* WHAT YOU SHOULD DO *
Read the records and gather each line that includes "change".

* GIVEN DATA *
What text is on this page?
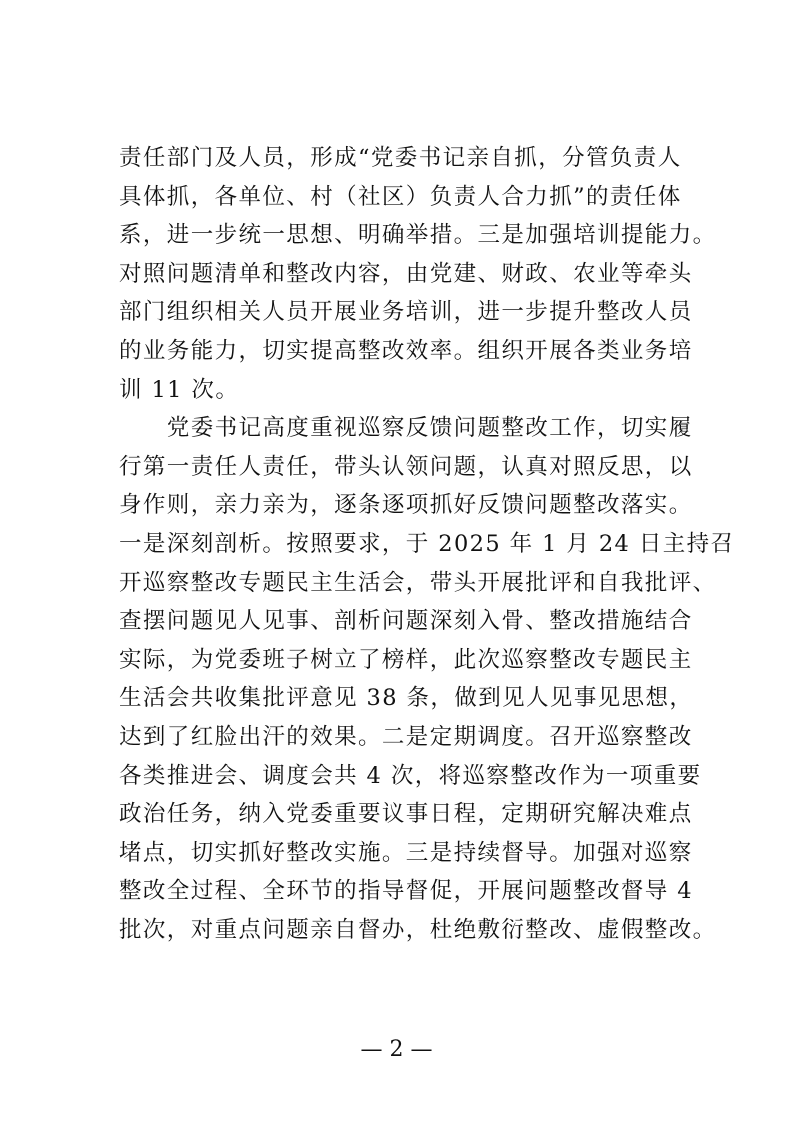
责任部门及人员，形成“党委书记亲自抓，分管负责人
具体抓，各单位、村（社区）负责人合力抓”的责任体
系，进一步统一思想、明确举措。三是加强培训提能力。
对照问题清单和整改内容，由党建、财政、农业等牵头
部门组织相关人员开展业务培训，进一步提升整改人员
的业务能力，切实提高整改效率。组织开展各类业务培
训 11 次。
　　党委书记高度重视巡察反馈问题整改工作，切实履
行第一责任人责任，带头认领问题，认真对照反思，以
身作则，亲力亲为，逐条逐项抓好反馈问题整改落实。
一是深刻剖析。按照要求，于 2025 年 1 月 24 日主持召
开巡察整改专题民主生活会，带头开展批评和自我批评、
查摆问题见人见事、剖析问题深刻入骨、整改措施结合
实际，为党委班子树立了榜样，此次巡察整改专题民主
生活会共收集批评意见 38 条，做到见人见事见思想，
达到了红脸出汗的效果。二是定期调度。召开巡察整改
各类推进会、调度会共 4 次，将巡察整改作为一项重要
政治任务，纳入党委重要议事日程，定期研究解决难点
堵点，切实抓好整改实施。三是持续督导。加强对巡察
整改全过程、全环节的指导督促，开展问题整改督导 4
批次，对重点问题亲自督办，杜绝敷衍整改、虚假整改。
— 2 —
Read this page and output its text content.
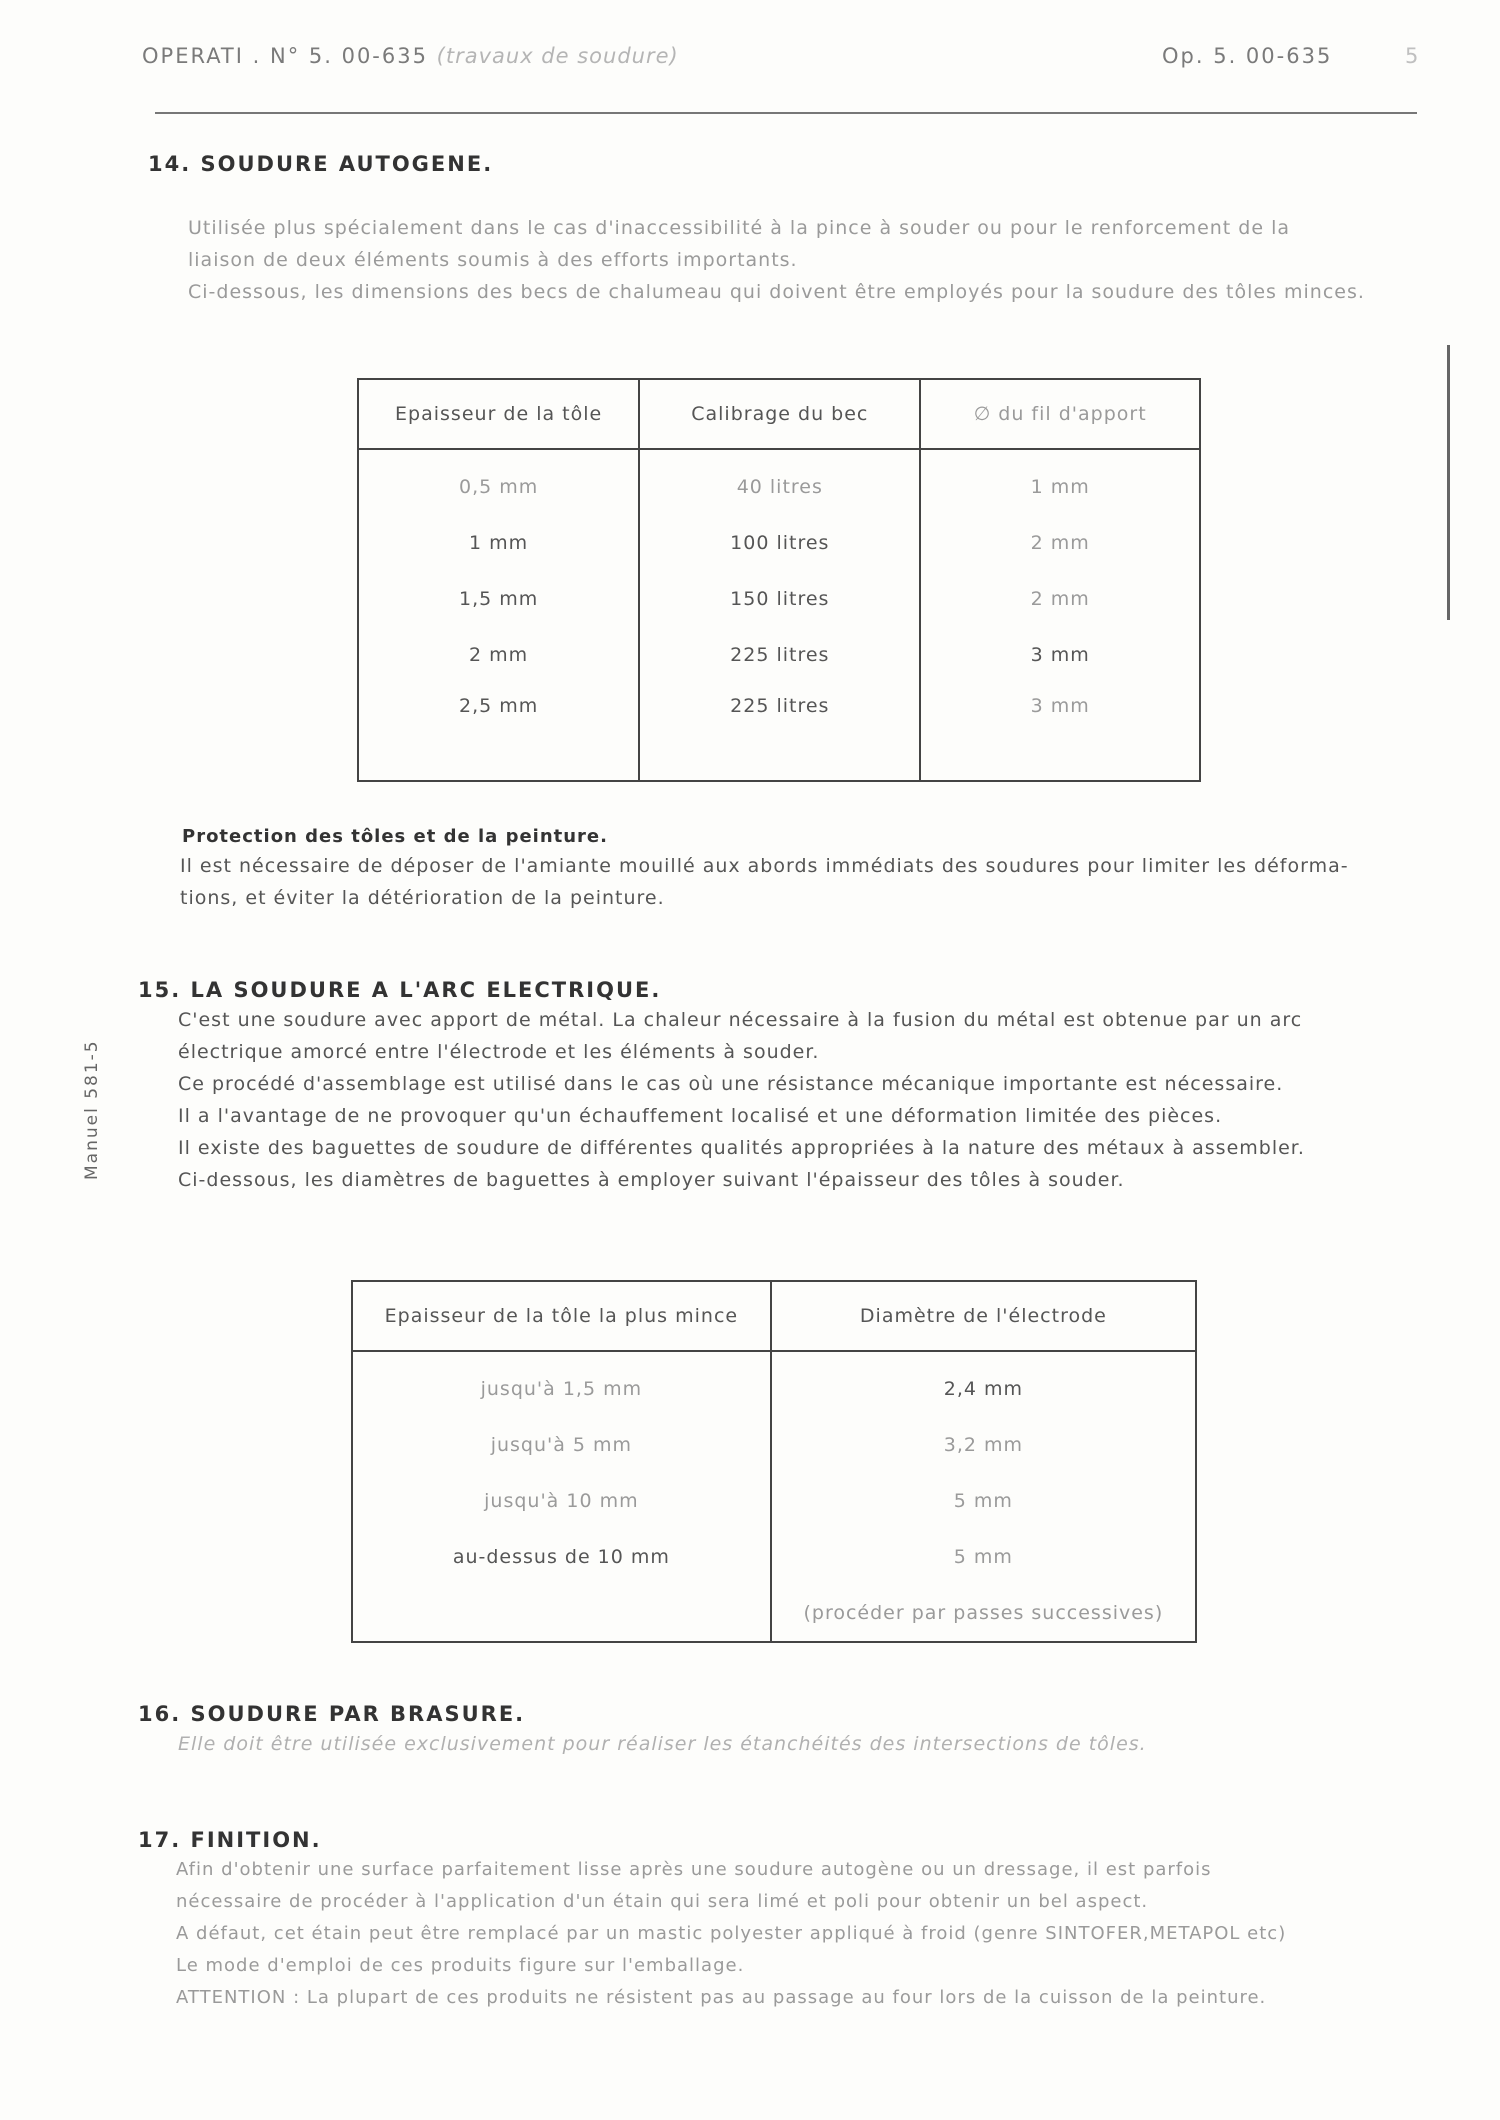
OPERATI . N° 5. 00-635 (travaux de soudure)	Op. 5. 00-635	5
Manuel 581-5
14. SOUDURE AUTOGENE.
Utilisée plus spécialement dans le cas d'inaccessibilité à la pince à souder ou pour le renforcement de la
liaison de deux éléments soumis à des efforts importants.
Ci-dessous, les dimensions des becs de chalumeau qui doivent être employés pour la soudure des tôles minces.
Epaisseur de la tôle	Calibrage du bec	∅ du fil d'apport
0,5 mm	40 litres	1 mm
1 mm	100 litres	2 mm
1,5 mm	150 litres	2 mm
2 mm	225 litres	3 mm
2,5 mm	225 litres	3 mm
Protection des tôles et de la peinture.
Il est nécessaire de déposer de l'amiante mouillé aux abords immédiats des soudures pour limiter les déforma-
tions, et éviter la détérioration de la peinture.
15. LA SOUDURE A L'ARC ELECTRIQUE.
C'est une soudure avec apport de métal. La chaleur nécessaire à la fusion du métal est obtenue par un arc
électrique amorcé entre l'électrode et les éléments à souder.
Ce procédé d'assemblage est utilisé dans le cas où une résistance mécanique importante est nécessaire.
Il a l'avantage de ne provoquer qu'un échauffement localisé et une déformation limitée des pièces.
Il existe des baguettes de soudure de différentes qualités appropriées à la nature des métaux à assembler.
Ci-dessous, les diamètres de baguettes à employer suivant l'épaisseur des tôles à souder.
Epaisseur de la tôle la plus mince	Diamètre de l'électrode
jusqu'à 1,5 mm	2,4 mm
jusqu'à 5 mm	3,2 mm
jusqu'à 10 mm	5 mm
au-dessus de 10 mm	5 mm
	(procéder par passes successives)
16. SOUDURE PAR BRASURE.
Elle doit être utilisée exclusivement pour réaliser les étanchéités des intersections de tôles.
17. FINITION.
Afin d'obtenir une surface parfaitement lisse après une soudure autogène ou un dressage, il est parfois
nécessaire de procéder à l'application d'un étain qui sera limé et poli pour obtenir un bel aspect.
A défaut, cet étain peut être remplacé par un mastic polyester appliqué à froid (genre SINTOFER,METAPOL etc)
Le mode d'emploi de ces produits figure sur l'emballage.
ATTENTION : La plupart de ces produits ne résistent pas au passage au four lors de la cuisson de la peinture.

==

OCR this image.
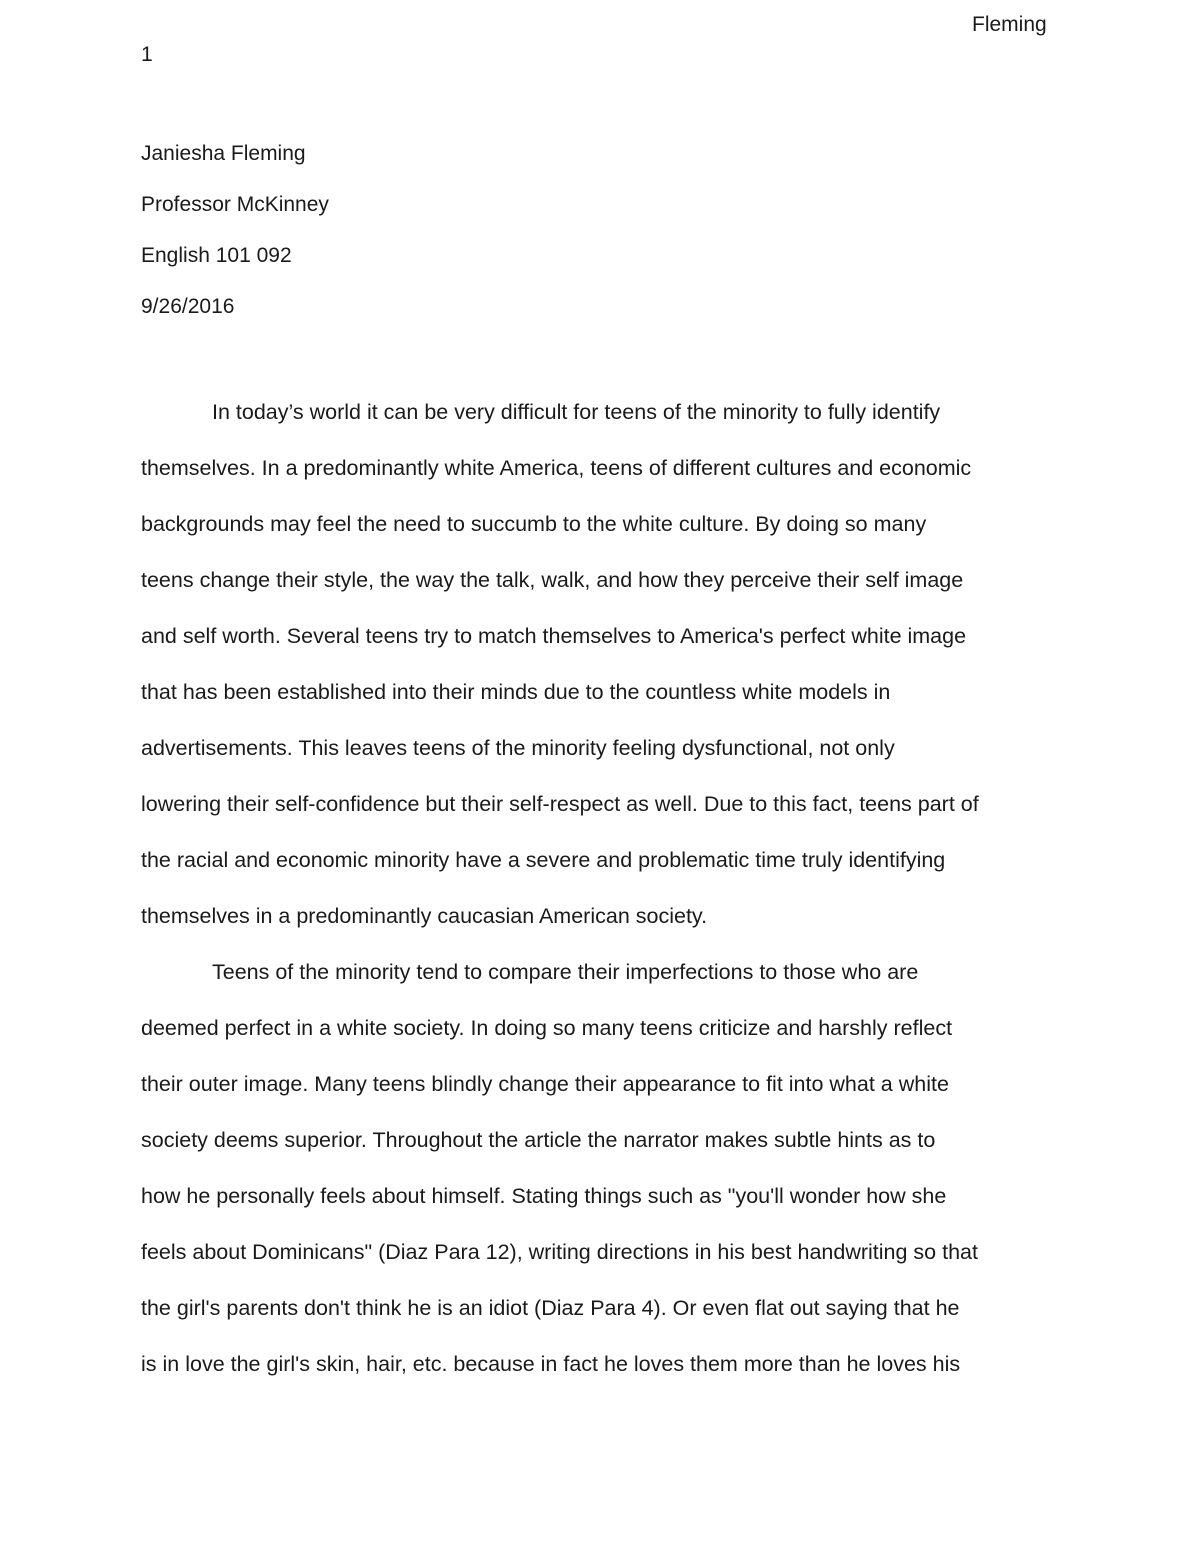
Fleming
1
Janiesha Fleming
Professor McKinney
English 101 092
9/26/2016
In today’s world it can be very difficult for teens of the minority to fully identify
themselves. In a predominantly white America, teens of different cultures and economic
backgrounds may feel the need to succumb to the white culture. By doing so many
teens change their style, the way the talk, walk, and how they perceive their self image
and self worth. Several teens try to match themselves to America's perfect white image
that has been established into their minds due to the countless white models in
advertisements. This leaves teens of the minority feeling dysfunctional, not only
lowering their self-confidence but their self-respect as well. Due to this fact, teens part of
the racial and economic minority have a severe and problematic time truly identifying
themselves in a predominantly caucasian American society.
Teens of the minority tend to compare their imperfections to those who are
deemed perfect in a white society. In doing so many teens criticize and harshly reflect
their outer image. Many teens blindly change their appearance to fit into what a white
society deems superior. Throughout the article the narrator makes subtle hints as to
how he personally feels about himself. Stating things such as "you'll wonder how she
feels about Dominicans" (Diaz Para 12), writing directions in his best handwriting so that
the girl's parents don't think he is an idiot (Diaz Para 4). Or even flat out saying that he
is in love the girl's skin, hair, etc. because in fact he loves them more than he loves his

* IN RESPONSE *
teens change their style, the way the talk, walk, and how they perceive their self image
their outer image. Many teens blindly change their appearance to fit into what a white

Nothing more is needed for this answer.